__RECORDS TO USE__:
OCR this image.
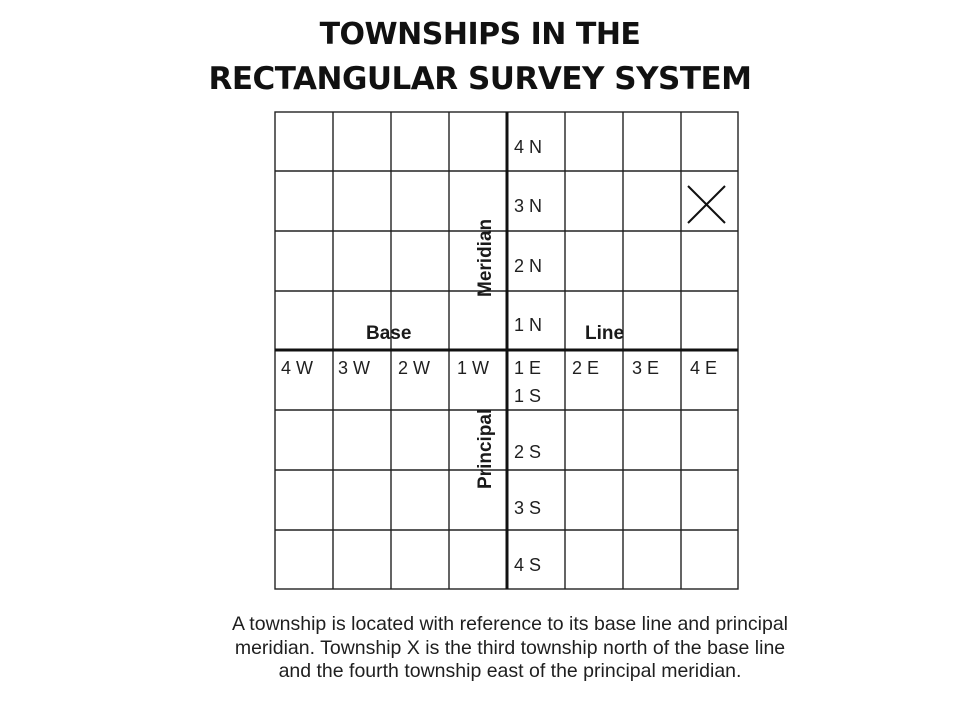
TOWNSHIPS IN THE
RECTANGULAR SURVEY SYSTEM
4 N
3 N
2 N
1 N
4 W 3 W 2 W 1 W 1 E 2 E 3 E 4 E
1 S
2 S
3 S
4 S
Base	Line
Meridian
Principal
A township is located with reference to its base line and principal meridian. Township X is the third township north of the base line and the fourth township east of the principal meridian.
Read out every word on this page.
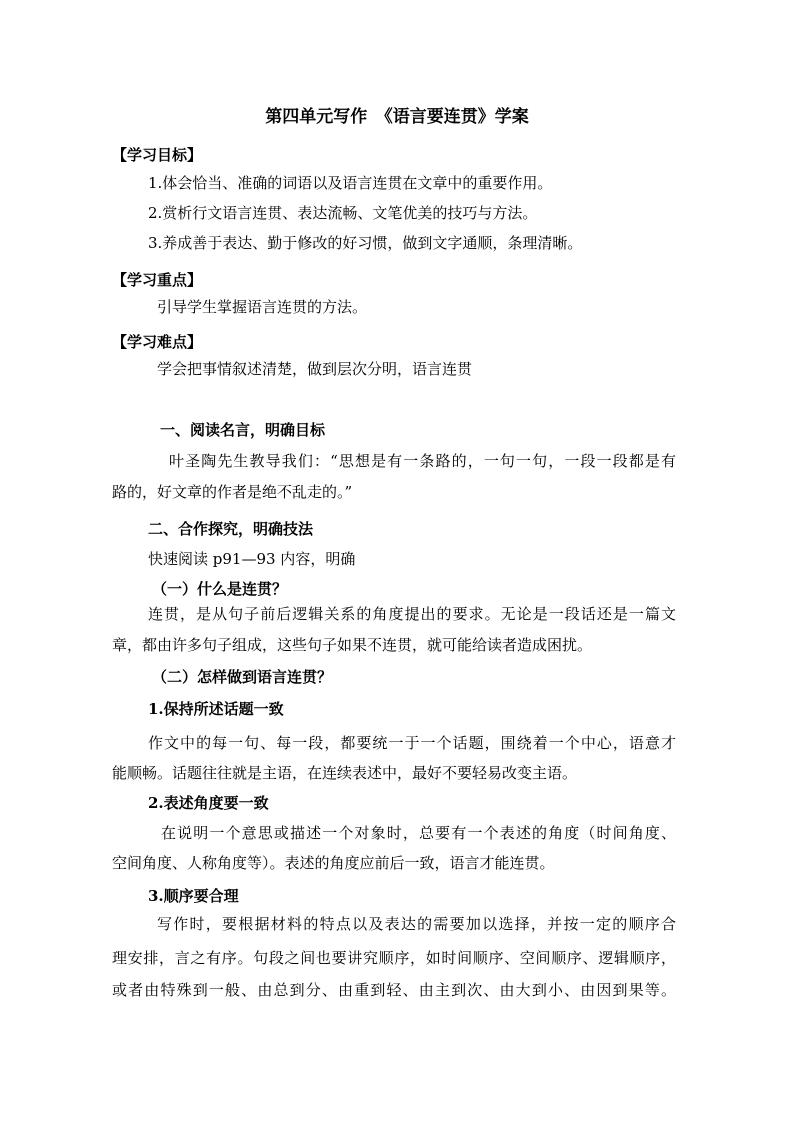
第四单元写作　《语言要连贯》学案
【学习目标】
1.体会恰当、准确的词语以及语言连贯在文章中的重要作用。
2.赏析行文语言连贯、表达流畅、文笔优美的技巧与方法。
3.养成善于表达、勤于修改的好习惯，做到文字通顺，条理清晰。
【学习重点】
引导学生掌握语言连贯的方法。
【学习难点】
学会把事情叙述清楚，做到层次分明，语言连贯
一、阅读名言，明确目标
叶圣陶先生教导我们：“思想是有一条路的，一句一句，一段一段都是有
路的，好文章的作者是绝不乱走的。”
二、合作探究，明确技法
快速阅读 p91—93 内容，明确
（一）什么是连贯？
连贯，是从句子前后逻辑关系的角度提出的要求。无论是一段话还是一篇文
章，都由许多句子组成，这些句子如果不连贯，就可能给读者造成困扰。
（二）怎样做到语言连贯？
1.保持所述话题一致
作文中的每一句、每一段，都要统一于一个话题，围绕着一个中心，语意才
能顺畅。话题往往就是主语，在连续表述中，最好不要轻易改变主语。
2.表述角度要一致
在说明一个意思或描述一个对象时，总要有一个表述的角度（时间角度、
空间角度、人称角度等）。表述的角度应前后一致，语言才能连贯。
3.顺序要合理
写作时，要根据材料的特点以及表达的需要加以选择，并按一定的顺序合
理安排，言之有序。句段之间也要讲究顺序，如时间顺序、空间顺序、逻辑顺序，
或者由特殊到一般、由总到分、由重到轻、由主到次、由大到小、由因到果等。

__EXERCISE__:
Return the listing above unchanged, apart from dropping its pictures.

__PROBLEM SOLUTION__:
OCR this image.
TOWNSHIPS IN THE
RECTANGULAR SURVEY SYSTEM
4 N
3 N
2 N
1 N
4 W 3 W 2 W 1 W 1 E 2 E 3 E 4 E
1 S
2 S
3 S
4 S
Base	Line
Meridian
Principal
A township is located with reference to its base line and principal meridian. Township X is the third township north of the base line and the fourth township east of the principal meridian.
Read out every word on this page.
第四单元写作　《语言要连贯》学案
【学习目标】
1.体会恰当、准确的词语以及语言连贯在文章中的重要作用。
2.赏析行文语言连贯、表达流畅、文笔优美的技巧与方法。
3.养成善于表达、勤于修改的好习惯，做到文字通顺，条理清晰。
【学习重点】
引导学生掌握语言连贯的方法。
【学习难点】
学会把事情叙述清楚，做到层次分明，语言连贯
一、阅读名言，明确目标
叶圣陶先生教导我们：“思想是有一条路的，一句一句，一段一段都是有
路的，好文章的作者是绝不乱走的。”
二、合作探究，明确技法
快速阅读 p91—93 内容，明确
（一）什么是连贯？
连贯，是从句子前后逻辑关系的角度提出的要求。无论是一段话还是一篇文
章，都由许多句子组成，这些句子如果不连贯，就可能给读者造成困扰。
（二）怎样做到语言连贯？
1.保持所述话题一致
作文中的每一句、每一段，都要统一于一个话题，围绕着一个中心，语意才
能顺畅。话题往往就是主语，在连续表述中，最好不要轻易改变主语。
2.表述角度要一致
在说明一个意思或描述一个对象时，总要有一个表述的角度（时间角度、
空间角度、人称角度等）。表述的角度应前后一致，语言才能连贯。
3.顺序要合理
写作时，要根据材料的特点以及表达的需要加以选择，并按一定的顺序合
理安排，言之有序。句段之间也要讲究顺序，如时间顺序、空间顺序、逻辑顺序，
或者由特殊到一般、由总到分、由重到轻、由主到次、由大到小、由因到果等。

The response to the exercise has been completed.